DATA:
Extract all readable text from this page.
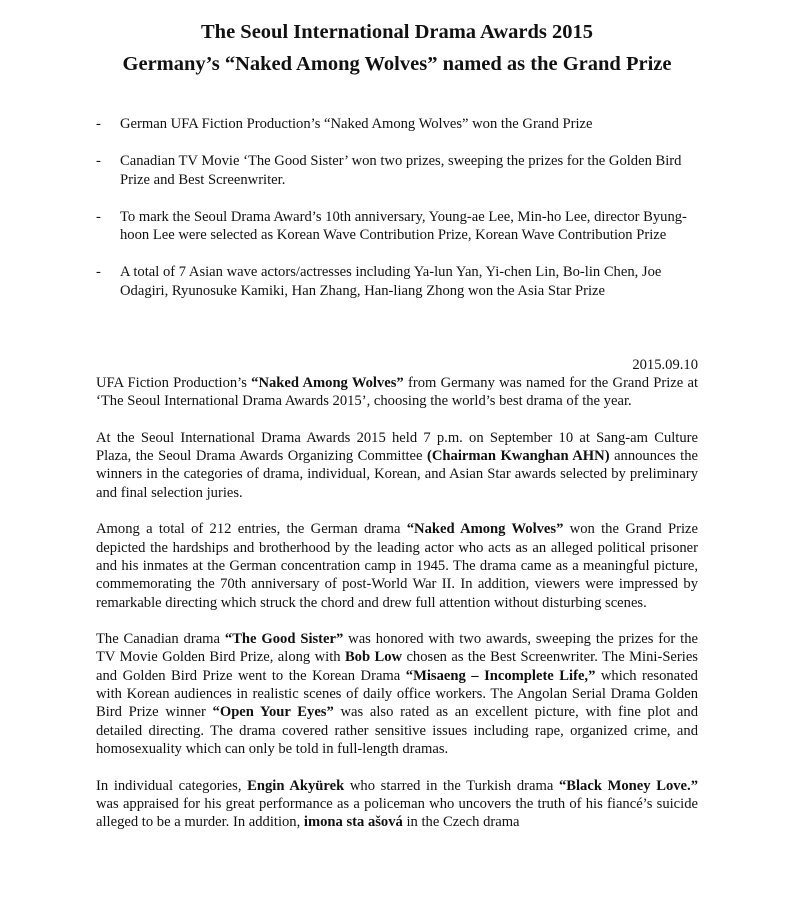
The Seoul International Drama Awards 2015
Germany’s “Naked Among Wolves” named as the Grand Prize
- German UFA Fiction Production’s “Naked Among Wolves” won the Grand Prize
- Canadian TV Movie ‘The Good Sister’ won two prizes, sweeping the prizes for the Golden Bird Prize and Best Screenwriter.
- To mark the Seoul Drama Award’s 10th anniversary, Young-ae Lee, Min-ho Lee, director Byung-hoon Lee were selected as Korean Wave Contribution Prize, Korean Wave Contribution Prize
- A total of 7 Asian wave actors/actresses including Ya-lun Yan, Yi-chen Lin, Bo-lin Chen, Joe Odagiri, Ryunosuke Kamiki, Han Zhang, Han-liang Zhong won the Asia Star Prize
2015.09.10

UFA Fiction Production’s “Naked Among Wolves” from Germany was named for the Grand Prize at ‘The Seoul International Drama Awards 2015’, choosing the world’s best drama of the year.

At the Seoul International Drama Awards 2015 held 7 p.m. on September 10 at Sang-am Culture Plaza, the Seoul Drama Awards Organizing Committee (Chairman Kwanghan AHN) announces the winners in the categories of drama, individual, Korean, and Asian Star awards selected by preliminary and final selection juries.

Among a total of 212 entries, the German drama “Naked Among Wolves” won the Grand Prize depicted the hardships and brotherhood by the leading actor who acts as an alleged political prisoner and his inmates at the German concentration camp in 1945. The drama came as a meaningful picture, commemorating the 70th anniversary of post-World War II. In addition, viewers were impressed by remarkable directing which struck the chord and drew full attention without disturbing scenes.

The Canadian drama “The Good Sister” was honored with two awards, sweeping the prizes for the TV Movie Golden Bird Prize, along with Bob Low chosen as the Best Screenwriter. The Mini-Series and Golden Bird Prize went to the Korean Drama “Misaeng – Incomplete Life,” which resonated with Korean audiences in realistic scenes of daily office workers. The Angolan Serial Drama Golden Bird Prize winner “Open Your Eyes” was also rated as an excellent picture, with fine plot and detailed directing. The drama covered rather sensitive issues including rape, organized crime, and homosexuality which can only be told in full-length dramas.

In individual categories, Engin Akyürek who starred in the Turkish drama “Black Money Love.” was appraised for his great performance as a policeman who uncovers the truth of his fiancé’s suicide alleged to be a murder. In addition, imona sta ašová in the Czech drama
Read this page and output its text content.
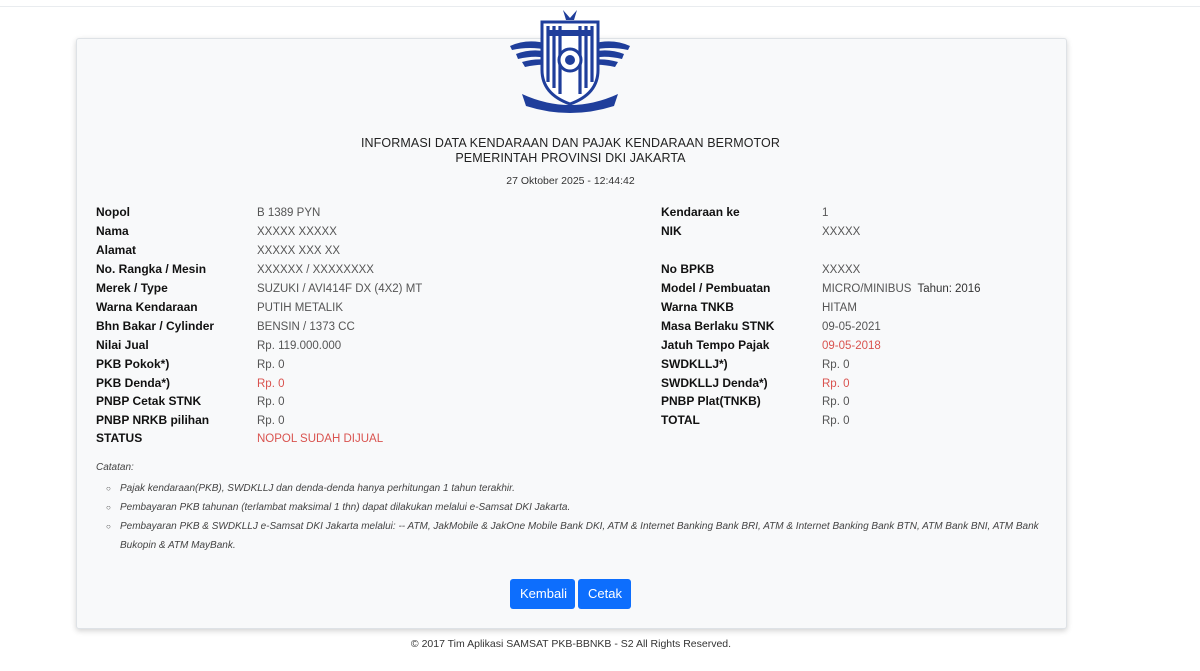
INFORMASI DATA KENDARAAN DAN PAJAK KENDARAAN BERMOTOR
PEMERINTAH PROVINSI DKI JAKARTA
27 Oktober 2025 - 12:44:42
Nopol	B 1389 PYN
Nama	XXXXX XXXXX
Alamat	XXXXX XXX XX
No. Rangka / Mesin	XXXXXX / XXXXXXXX
Merek / Type	SUZUKI / AVI414F DX (4X2) MT
Warna Kendaraan	PUTIH METALIK
Bhn Bakar / Cylinder	BENSIN / 1373 CC
Nilai Jual	Rp. 119.000.000
PKB Pokok*)	Rp. 0
PKB Denda*)	Rp. 0
PNBP Cetak STNK	Rp. 0
PNBP NRKB pilihan	Rp. 0
STATUS	NOPOL SUDAH DIJUAL
Kendaraan ke	1
NIK	XXXXX
No BPKB	XXXXX
Model / Pembuatan	MICRO/MINIBUS Tahun: 2016
Warna TNKB	HITAM
Masa Berlaku STNK	09-05-2021
Jatuh Tempo Pajak	09-05-2018
SWDKLLJ*)	Rp. 0
SWDKLLJ Denda*)	Rp. 0
PNBP Plat(TNKB)	Rp. 0
TOTAL	Rp. 0
Catatan:
○ Pajak kendaraan(PKB), SWDKLLJ dan denda-denda hanya perhitungan 1 tahun terakhir.
○ Pembayaran PKB tahunan (terlambat maksimal 1 thn) dapat dilakukan melalui e-Samsat DKI Jakarta.
○ Pembayaran PKB & SWDKLLJ e-Samsat DKI Jakarta melalui: -- ATM, JakMobile & JakOne Mobile Bank DKI, ATM & Internet Banking Bank BRI, ATM & Internet Banking Bank BTN, ATM Bank BNI, ATM Bank Bukopin & ATM MayBank.
Kembali	Cetak
© 2017 Tim Aplikasi SAMSAT PKB-BBNKB - S2 All Rights Reserved.
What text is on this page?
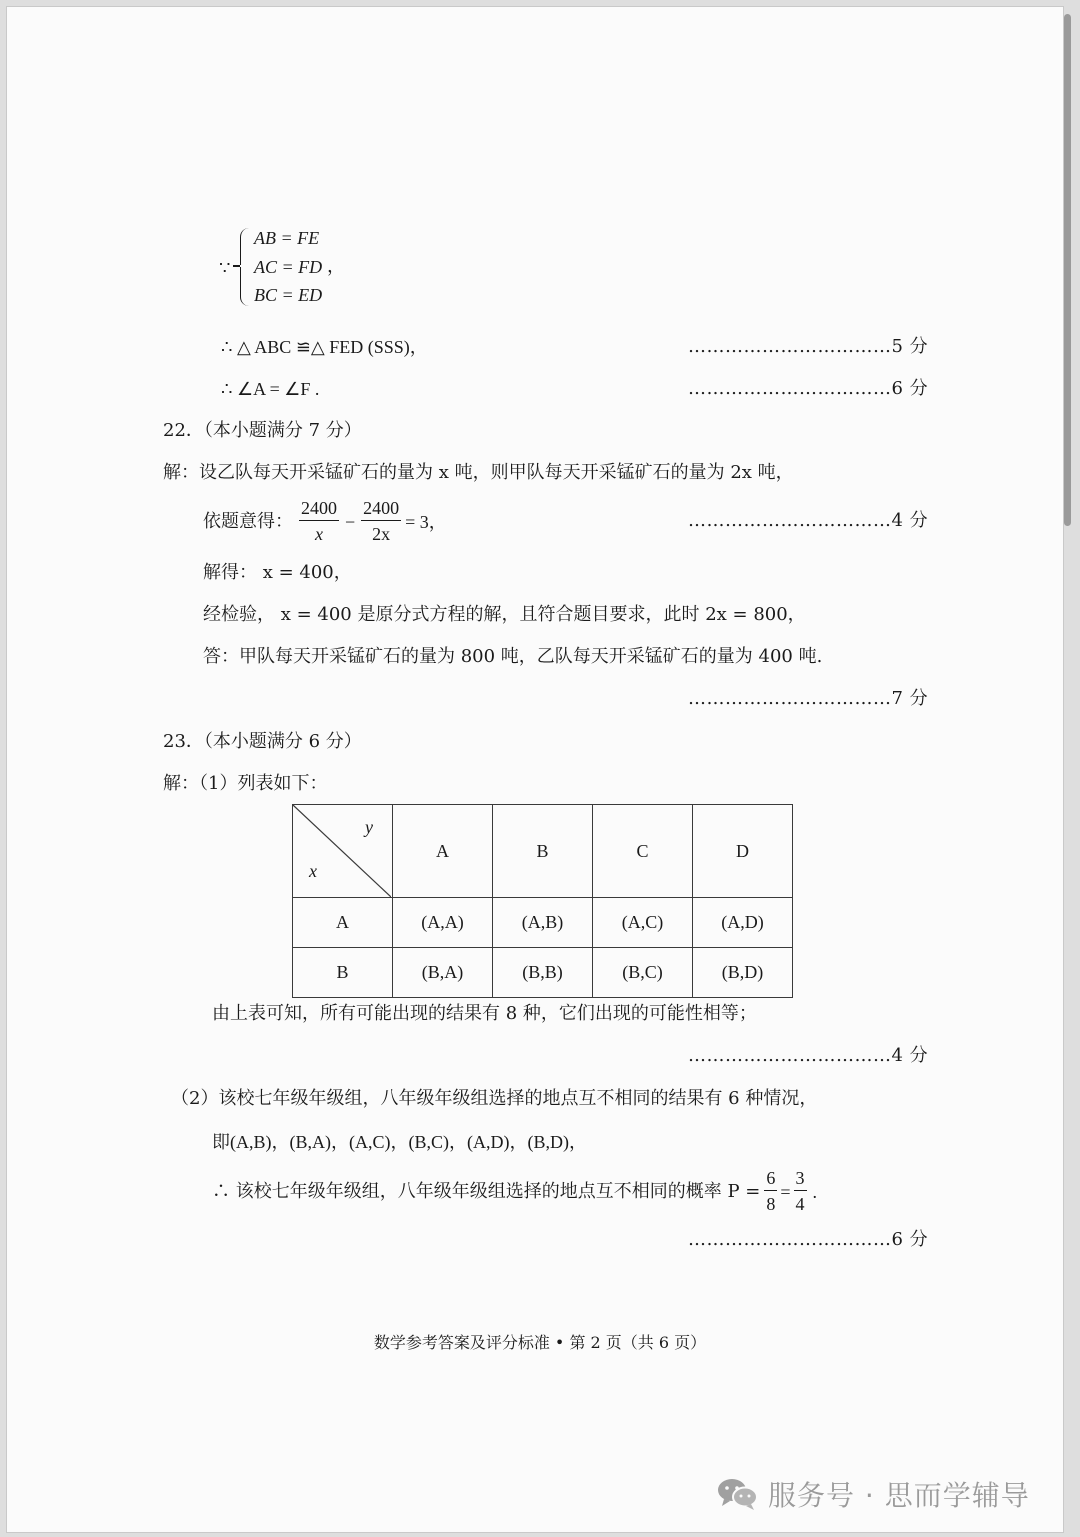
∵
AB = FE
AC = FD ，
BC = ED
∴ △ ABC ≌△ FED (SSS)，	……………………………5 分
∴ ∠A = ∠F .	……………………………6 分
22．（本小题满分 7 分）
解：设乙队每天开采锰矿石的量为 x 吨，则甲队每天开采锰矿石的量为 2x 吨，
依题意得： $\frac{2400}{x} - \frac{2400}{2x} = 3$，	……………………………4 分
解得： x = 400，
经检验， x = 400 是原分式方程的解，且符合题目要求，此时 2x = 800，
答：甲队每天开采锰矿石的量为 800 吨，乙队每天开采锰矿石的量为 400 吨.
……………………………7 分
23．（本小题满分 6 分）
解：（1）列表如下：
y
x	A	B	C	D
A	(A,A)	(A,B)	(A,C)	(A,D)
B	(B,A)	(B,B)	(B,C)	(B,D)
由上表可知，所有可能出现的结果有 8 种，它们出现的可能性相等；
……………………………4 分
（2）该校七年级年级组，八年级年级组选择的地点互不相同的结果有 6 种情况，
即(A,B)，(B,A)，(A,C)，(B,C)，(A,D)，(B,D)，
∴ 该校七年级年级组，八年级年级组选择的地点互不相同的概率 $P = \frac{6}{8} = \frac{3}{4}$ .
……………………………6 分
数学参考答案及评分标准 • 第 2 页（共 6 页）
服务号 · 思而学辅导
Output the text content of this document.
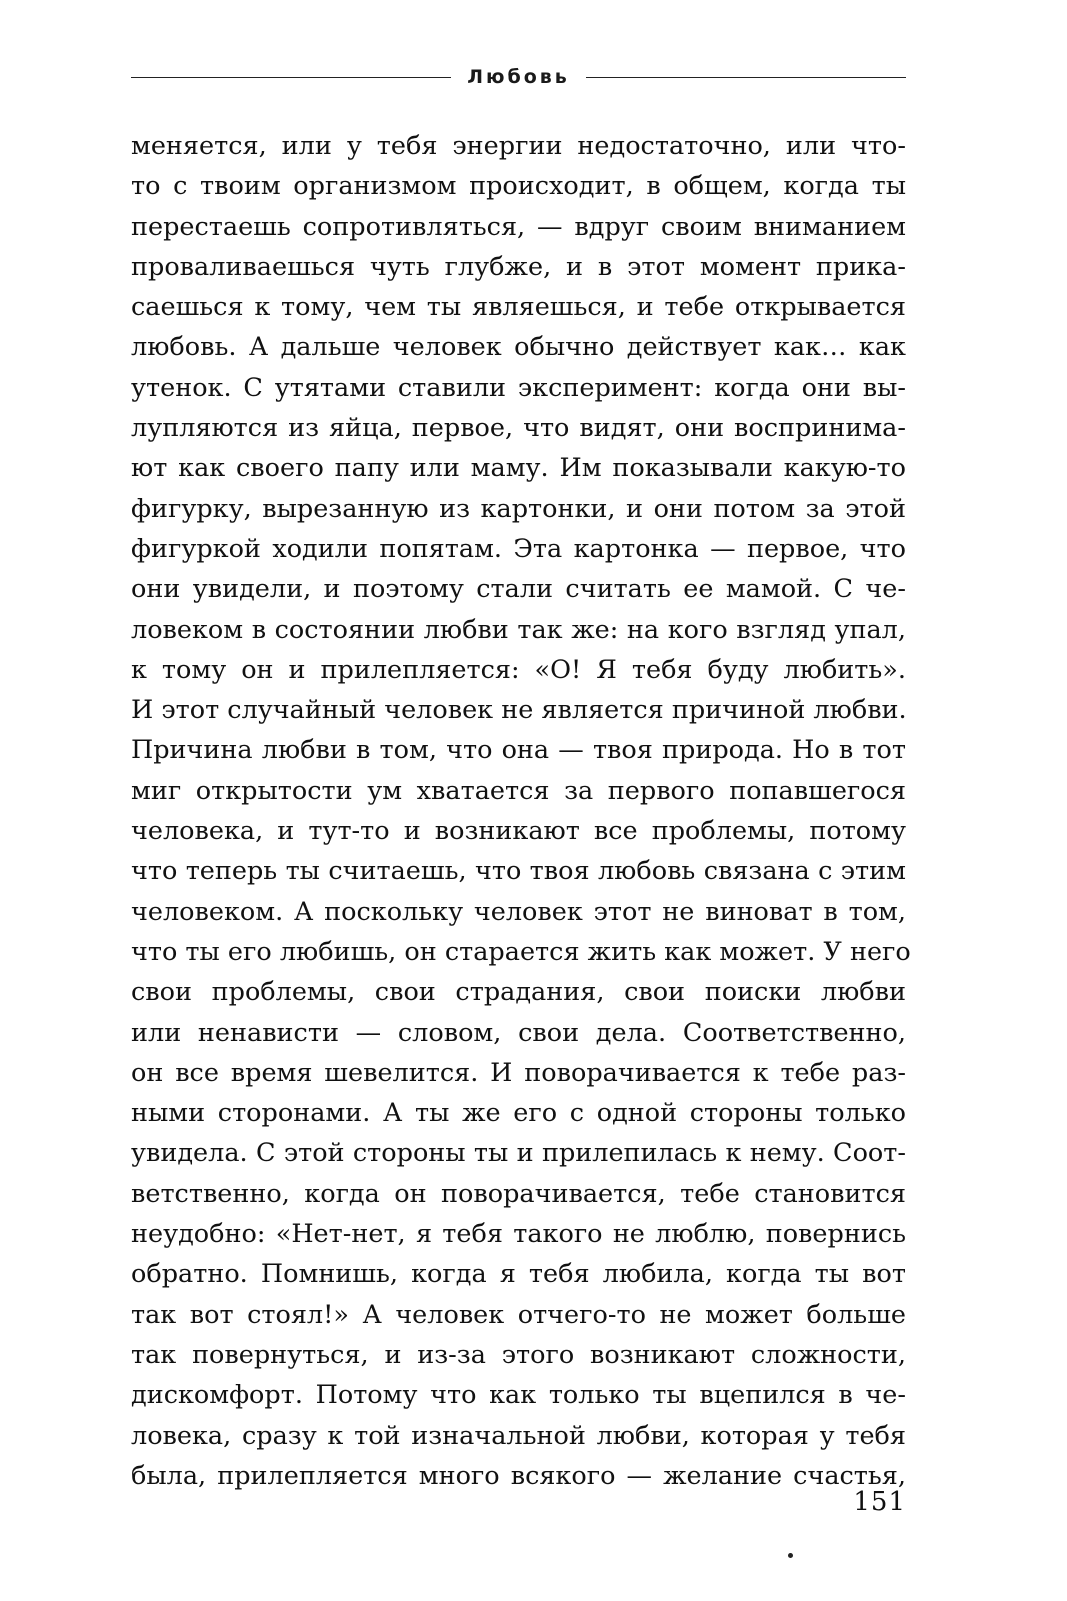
Любовь
меняется, или у тебя энергии недостаточно, или что-
то с твоим организмом происходит, в общем, когда ты
перестаешь сопротивляться, — вдруг своим вниманием
проваливаешься чуть глубже, и в этот момент прика-
саешься к тому, чем ты являешься, и тебе открывается
любовь. А дальше человек обычно действует как… как
утенок. С утятами ставили эксперимент: когда они вы-
лупляются из яйца, первое, что видят, они воспринима-
ют как своего папу или маму. Им показывали какую-то
фигурку, вырезанную из картонки, и они потом за этой
фигуркой ходили попятам. Эта картонка — первое, что
они увидели, и поэтому стали считать ее мамой. С че-
ловеком в состоянии любви так же: на кого взгляд упал,
к тому он и прилепляется: «О! Я тебя буду любить».
И этот случайный человек не является причиной любви.
Причина любви в том, что она — твоя природа. Но в тот
миг открытости ум хватается за первого попавшегося
человека, и тут-то и возникают все проблемы, потому
что теперь ты считаешь, что твоя любовь связана с этим
человеком. А поскольку человек этот не виноват в том,
что ты его любишь, он старается жить как может. У него
свои проблемы, свои страдания, свои поиски любви
или ненависти — словом, свои дела. Соответственно,
он все время шевелится. И поворачивается к тебе раз-
ными сторонами. А ты же его с одной стороны только
увидела. С этой стороны ты и прилепилась к нему. Соот-
ветственно, когда он поворачивается, тебе становится
неудобно: «Нет-нет, я тебя такого не люблю, повернись
обратно. Помнишь, когда я тебя любила, когда ты вот
так вот стоял!» А человек отчего-то не может больше
так повернуться, и из-за этого возникают сложности,
дискомфорт. Потому что как только ты вцепился в че-
ловека, сразу к той изначальной любви, которая у тебя
была, прилепляется много всякого — желание счастья,
151
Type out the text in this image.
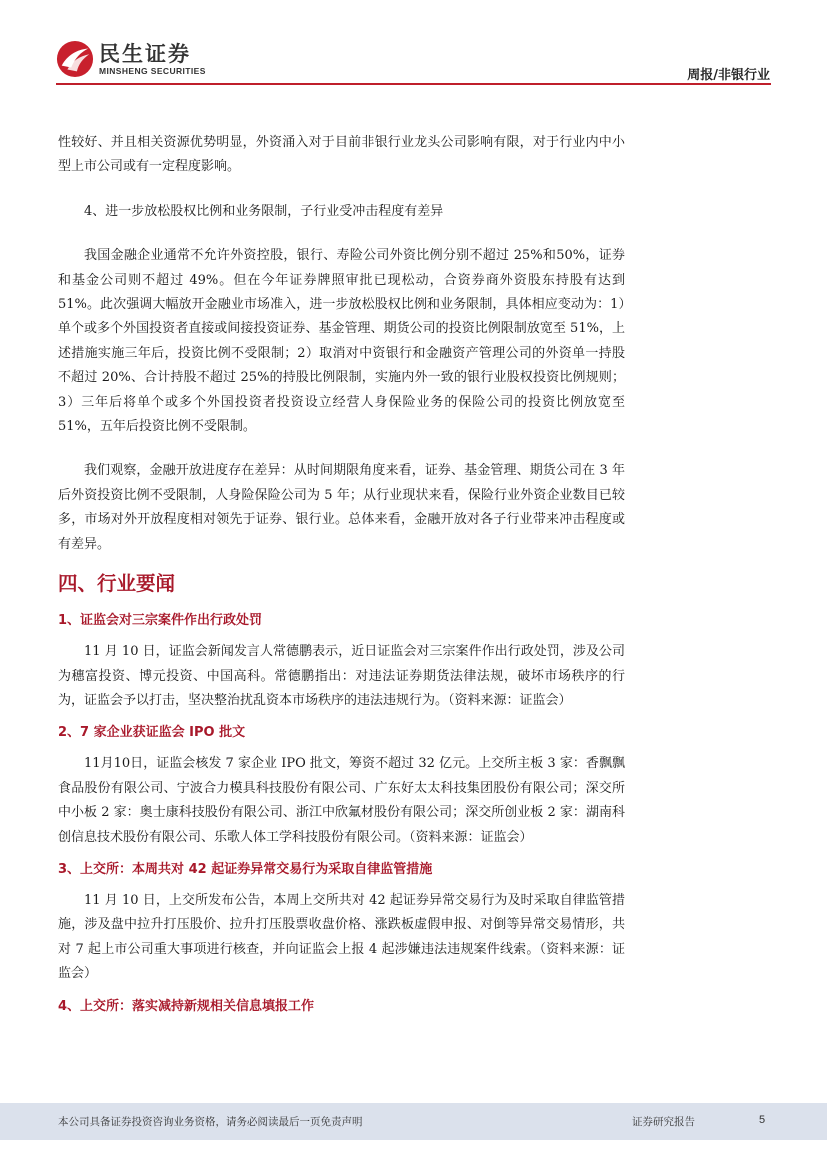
民生证券
MINSHENG SECURITIES	周报/非银行业

性较好、并且相关资源优势明显，外资涌入对于目前非银行业龙头公司影响有限，对于行业内中小型上市公司或有一定程度影响。

4、进一步放松股权比例和业务限制，子行业受冲击程度有差异

我国金融企业通常不允许外资控股，银行、寿险公司外资比例分别不超过 25%和50%，证券和基金公司则不超过 49%。但在今年证券牌照审批已现松动，合资券商外资股东持股有达到 51%。此次强调大幅放开金融业市场准入，进一步放松股权比例和业务限制，具体相应变动为：1）单个或多个外国投资者直接或间接投资证券、基金管理、期货公司的投资比例限制放宽至 51%，上述措施实施三年后，投资比例不受限制；2）取消对中资银行和金融资产管理公司的外资单一持股不超过 20%、合计持股不超过 25%的持股比例限制，实施内外一致的银行业股权投资比例规则；3）三年后将单个或多个外国投资者投资设立经营人身保险业务的保险公司的投资比例放宽至 51%，五年后投资比例不受限制。

我们观察，金融开放进度存在差异：从时间期限角度来看，证券、基金管理、期货公司在 3 年后外资投资比例不受限制，人身险保险公司为 5 年；从行业现状来看，保险行业外资企业数目已较多，市场对外开放程度相对领先于证券、银行业。总体来看，金融开放对各子行业带来冲击程度或有差异。

四、行业要闻
1、证监会对三宗案件作出行政处罚

11 月 10 日，证监会新闻发言人常德鹏表示，近日证监会对三宗案件作出行政处罚，涉及公司为穗富投资、博元投资、中国高科。常德鹏指出：对违法证券期货法律法规，破坏市场秩序的行为，证监会予以打击，坚决整治扰乱资本市场秩序的违法违规行为。（资料来源：证监会）

2、7 家企业获证监会 IPO 批文

11月10日，证监会核发 7 家企业 IPO 批文，筹资不超过 32 亿元。上交所主板 3 家：香飘飘食品股份有限公司、宁波合力模具科技股份有限公司、广东好太太科技集团股份有限公司；深交所中小板 2 家：奥士康科技股份有限公司、浙江中欣氟材股份有限公司；深交所创业板 2 家：湖南科创信息技术股份有限公司、乐歌人体工学科技股份有限公司。（资料来源：证监会）

3、上交所：本周共对 42 起证券异常交易行为采取自律监管措施

11 月 10 日，上交所发布公告，本周上交所共对 42 起证券异常交易行为及时采取自律监管措施，涉及盘中拉升打压股价、拉升打压股票收盘价格、涨跌板虚假申报、对倒等异常交易情形，共对 7 起上市公司重大事项进行核查，并向证监会上报 4 起涉嫌违法违规案件线索。（资料来源：证监会）

4、上交所：落实减持新规相关信息填报工作
本公司具备证券投资咨询业务资格，请务必阅读最后一页免责声明	证券研究报告	5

TASK REQUIREMENTS:
Where a line contains "Movie", copy that line.

TASK RESPONSE:
- Canadian TV Movie ‘The Good Sister’ won two prizes, sweeping the prizes for the Golden Bird Prize and Best Screenwriter.
The Canadian drama “The Good Sister” was honored with two awards, sweeping the prizes for the TV Movie Golden Bird Prize, along with Bob Low chosen as the Best Screenwriter. The Mini-Series and Golden Bird Prize went to the Korean Drama “Misaeng – Incomplete Life,” which resonated with Korean audiences in realistic scenes of daily office workers. The Angolan Serial Drama Golden Bird Prize winner “Open Your Eyes” was also rated as an excellent picture, with fine plot and detailed directing. The drama covered rather sensitive issues including rape, organized crime, and homosexuality which can only be told in full-length dramas.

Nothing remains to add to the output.